Request: Edit the rows below by replacing every "colorbar-segment" with "scale-segment", leaving everything else unchanged.

begin Source data

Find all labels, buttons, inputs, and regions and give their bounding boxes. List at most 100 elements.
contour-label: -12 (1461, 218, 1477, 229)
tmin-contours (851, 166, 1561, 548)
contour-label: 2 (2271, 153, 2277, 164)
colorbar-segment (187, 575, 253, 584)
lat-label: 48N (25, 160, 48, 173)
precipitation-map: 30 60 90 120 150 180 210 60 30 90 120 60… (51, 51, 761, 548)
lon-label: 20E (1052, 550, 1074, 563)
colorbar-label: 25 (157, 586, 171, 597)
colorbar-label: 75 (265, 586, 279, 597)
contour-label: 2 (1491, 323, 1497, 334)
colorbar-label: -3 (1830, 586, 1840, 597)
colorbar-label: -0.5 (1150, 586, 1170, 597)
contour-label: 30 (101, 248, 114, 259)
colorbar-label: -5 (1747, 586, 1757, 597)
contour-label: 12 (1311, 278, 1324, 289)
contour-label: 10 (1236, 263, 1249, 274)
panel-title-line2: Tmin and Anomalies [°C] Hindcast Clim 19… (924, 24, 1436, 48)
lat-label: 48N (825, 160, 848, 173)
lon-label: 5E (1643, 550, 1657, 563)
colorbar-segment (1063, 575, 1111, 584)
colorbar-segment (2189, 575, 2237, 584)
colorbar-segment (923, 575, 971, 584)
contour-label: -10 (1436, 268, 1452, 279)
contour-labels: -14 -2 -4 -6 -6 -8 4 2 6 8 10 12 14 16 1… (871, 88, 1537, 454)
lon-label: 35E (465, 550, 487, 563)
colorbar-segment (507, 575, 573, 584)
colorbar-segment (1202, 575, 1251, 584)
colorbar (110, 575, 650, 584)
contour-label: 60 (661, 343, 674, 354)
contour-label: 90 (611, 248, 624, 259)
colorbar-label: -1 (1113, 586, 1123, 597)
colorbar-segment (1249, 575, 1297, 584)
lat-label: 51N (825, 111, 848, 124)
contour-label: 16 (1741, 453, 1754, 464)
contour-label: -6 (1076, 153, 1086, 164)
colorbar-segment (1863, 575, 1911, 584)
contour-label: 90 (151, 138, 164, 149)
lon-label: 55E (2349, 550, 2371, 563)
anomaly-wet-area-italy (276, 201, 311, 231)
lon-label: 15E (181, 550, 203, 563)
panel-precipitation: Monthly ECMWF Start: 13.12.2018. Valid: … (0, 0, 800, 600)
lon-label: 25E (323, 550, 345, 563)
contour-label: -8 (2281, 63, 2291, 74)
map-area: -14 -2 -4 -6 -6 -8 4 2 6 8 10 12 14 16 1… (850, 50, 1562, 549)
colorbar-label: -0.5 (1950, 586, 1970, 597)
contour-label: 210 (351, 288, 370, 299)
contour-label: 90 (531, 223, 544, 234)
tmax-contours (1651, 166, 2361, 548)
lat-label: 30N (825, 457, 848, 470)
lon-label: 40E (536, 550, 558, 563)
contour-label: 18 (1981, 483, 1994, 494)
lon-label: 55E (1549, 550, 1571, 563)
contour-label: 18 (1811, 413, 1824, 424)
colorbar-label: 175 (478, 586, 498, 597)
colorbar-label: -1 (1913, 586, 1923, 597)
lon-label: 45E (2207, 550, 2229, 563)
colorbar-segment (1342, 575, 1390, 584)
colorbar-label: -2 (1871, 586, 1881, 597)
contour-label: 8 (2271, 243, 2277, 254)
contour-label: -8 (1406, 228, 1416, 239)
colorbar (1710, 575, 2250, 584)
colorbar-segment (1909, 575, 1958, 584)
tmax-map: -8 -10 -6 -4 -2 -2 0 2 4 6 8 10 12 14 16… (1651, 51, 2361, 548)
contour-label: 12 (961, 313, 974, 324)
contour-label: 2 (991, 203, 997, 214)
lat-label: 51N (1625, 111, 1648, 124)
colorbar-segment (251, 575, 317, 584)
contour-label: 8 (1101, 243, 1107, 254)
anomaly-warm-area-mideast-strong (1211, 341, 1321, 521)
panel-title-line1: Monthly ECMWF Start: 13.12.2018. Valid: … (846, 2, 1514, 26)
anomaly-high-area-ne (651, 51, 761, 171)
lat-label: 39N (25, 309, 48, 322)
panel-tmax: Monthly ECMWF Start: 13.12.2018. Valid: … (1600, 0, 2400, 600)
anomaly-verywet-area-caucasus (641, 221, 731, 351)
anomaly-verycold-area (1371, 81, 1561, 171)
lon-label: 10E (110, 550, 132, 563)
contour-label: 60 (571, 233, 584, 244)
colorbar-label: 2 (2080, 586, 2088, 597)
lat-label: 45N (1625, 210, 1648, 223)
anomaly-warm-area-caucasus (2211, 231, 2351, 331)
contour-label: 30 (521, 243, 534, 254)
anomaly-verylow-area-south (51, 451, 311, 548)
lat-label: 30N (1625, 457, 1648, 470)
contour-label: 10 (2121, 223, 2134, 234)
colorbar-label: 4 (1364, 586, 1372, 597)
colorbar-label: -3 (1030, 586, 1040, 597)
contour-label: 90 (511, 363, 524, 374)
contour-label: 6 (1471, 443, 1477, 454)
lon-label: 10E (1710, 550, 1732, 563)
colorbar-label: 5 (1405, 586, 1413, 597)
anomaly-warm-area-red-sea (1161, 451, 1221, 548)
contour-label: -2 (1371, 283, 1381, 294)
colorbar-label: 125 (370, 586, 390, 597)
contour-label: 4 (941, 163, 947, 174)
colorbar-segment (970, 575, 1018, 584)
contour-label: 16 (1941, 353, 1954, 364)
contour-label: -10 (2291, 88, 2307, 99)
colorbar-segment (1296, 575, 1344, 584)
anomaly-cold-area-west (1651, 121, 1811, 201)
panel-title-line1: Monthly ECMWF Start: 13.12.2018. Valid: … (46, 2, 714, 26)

end Source data

Result of the exercise:
Find all labels, buttons, inputs, and regions and give their bounding boxes. List at most 100 elements.
contour-label: -12 (1461, 218, 1477, 229)
tmin-contours (851, 166, 1561, 548)
contour-label: 2 (2271, 153, 2277, 164)
scale-segment (187, 575, 253, 584)
lat-label: 48N (25, 160, 48, 173)
precipitation-map: 30 60 90 120 150 180 210 60 30 90 120 60… (51, 51, 761, 548)
lon-label: 20E (1052, 550, 1074, 563)
colorbar-label: 25 (157, 586, 171, 597)
colorbar-label: 75 (265, 586, 279, 597)
contour-label: 2 (1491, 323, 1497, 334)
colorbar-label: -3 (1830, 586, 1840, 597)
colorbar-label: -0.5 (1150, 586, 1170, 597)
contour-label: 30 (101, 248, 114, 259)
colorbar-label: -5 (1747, 586, 1757, 597)
contour-label: 12 (1311, 278, 1324, 289)
contour-label: 10 (1236, 263, 1249, 274)
panel-title-line2: Tmin and Anomalies [°C] Hindcast Clim 19… (924, 24, 1436, 48)
lat-label: 48N (825, 160, 848, 173)
lon-label: 5E (1643, 550, 1657, 563)
scale-segment (1063, 575, 1111, 584)
scale-segment (2189, 575, 2237, 584)
scale-segment (923, 575, 971, 584)
contour-label: -10 (1436, 268, 1452, 279)
contour-labels: -14 -2 -4 -6 -6 -8 4 2 6 8 10 12 14 16 1… (871, 88, 1537, 454)
lon-label: 35E (465, 550, 487, 563)
scale-segment (507, 575, 573, 584)
scale-segment (1202, 575, 1251, 584)
colorbar (110, 575, 650, 584)
contour-label: 60 (661, 343, 674, 354)
contour-label: 90 (611, 248, 624, 259)
colorbar-label: -1 (1113, 586, 1123, 597)
scale-segment (1249, 575, 1297, 584)
lat-label: 51N (825, 111, 848, 124)
contour-label: 16 (1741, 453, 1754, 464)
contour-label: -6 (1076, 153, 1086, 164)
scale-segment (1863, 575, 1911, 584)
contour-label: 90 (151, 138, 164, 149)
lon-label: 55E (2349, 550, 2371, 563)
anomaly-wet-area-italy (276, 201, 311, 231)
lon-label: 15E (181, 550, 203, 563)
panel-precipitation: Monthly ECMWF Start: 13.12.2018. Valid: … (0, 0, 800, 600)
lon-label: 25E (323, 550, 345, 563)
contour-label: -8 (2281, 63, 2291, 74)
map-area: -14 -2 -4 -6 -6 -8 4 2 6 8 10 12 14 16 1… (850, 50, 1562, 549)
colorbar-label: -0.5 (1950, 586, 1970, 597)
contour-label: 210 (351, 288, 370, 299)
contour-label: 90 (531, 223, 544, 234)
tmax-contours (1651, 166, 2361, 548)
lat-label: 30N (825, 457, 848, 470)
lon-label: 40E (536, 550, 558, 563)
contour-label: 18 (1981, 483, 1994, 494)
lon-label: 55E (1549, 550, 1571, 563)
contour-label: 18 (1811, 413, 1824, 424)
colorbar-label: 175 (478, 586, 498, 597)
colorbar-label: -1 (1913, 586, 1923, 597)
lon-label: 45E (2207, 550, 2229, 563)
scale-segment (1342, 575, 1390, 584)
colorbar-label: -2 (1871, 586, 1881, 597)
contour-label: 8 (2271, 243, 2277, 254)
contour-label: -8 (1406, 228, 1416, 239)
colorbar (1710, 575, 2250, 584)
scale-segment (1909, 575, 1958, 584)
tmax-map: -8 -10 -6 -4 -2 -2 0 2 4 6 8 10 12 14 16… (1651, 51, 2361, 548)
contour-label: 12 (961, 313, 974, 324)
contour-label: 2 (991, 203, 997, 214)
lat-label: 51N (1625, 111, 1648, 124)
scale-segment (251, 575, 317, 584)
contour-label: 8 (1101, 243, 1107, 254)
anomaly-warm-area-mideast-strong (1211, 341, 1321, 521)
panel-title-line1: Monthly ECMWF Start: 13.12.2018. Valid: … (846, 2, 1514, 26)
anomaly-high-area-ne (651, 51, 761, 171)
lat-label: 39N (25, 309, 48, 322)
panel-tmax: Monthly ECMWF Start: 13.12.2018. Valid: … (1600, 0, 2400, 600)
anomaly-verywet-area-caucasus (641, 221, 731, 351)
anomaly-verycold-area (1371, 81, 1561, 171)
lon-label: 10E (110, 550, 132, 563)
contour-label: 60 (571, 233, 584, 244)
colorbar-label: 2 (2080, 586, 2088, 597)
lat-label: 45N (1625, 210, 1648, 223)
anomaly-warm-area-caucasus (2211, 231, 2351, 331)
contour-label: 30 (521, 243, 534, 254)
anomaly-verylow-area-south (51, 451, 311, 548)
lat-label: 30N (1625, 457, 1648, 470)
contour-label: 10 (2121, 223, 2134, 234)
colorbar-label: 4 (1364, 586, 1372, 597)
colorbar-label: -3 (1030, 586, 1040, 597)
contour-label: 90 (511, 363, 524, 374)
contour-label: 6 (1471, 443, 1477, 454)
lon-label: 10E (1710, 550, 1732, 563)
colorbar-label: 5 (1405, 586, 1413, 597)
anomaly-warm-area-red-sea (1161, 451, 1221, 548)
contour-label: -2 (1371, 283, 1381, 294)
colorbar-label: 125 (370, 586, 390, 597)
contour-label: 4 (941, 163, 947, 174)
scale-segment (970, 575, 1018, 584)
contour-label: 16 (1941, 353, 1954, 364)
contour-label: -10 (2291, 88, 2307, 99)
scale-segment (1296, 575, 1344, 584)
anomaly-cold-area-west (1651, 121, 1811, 201)
panel-title-line1: Monthly ECMWF Start: 13.12.2018. Valid: … (46, 2, 714, 26)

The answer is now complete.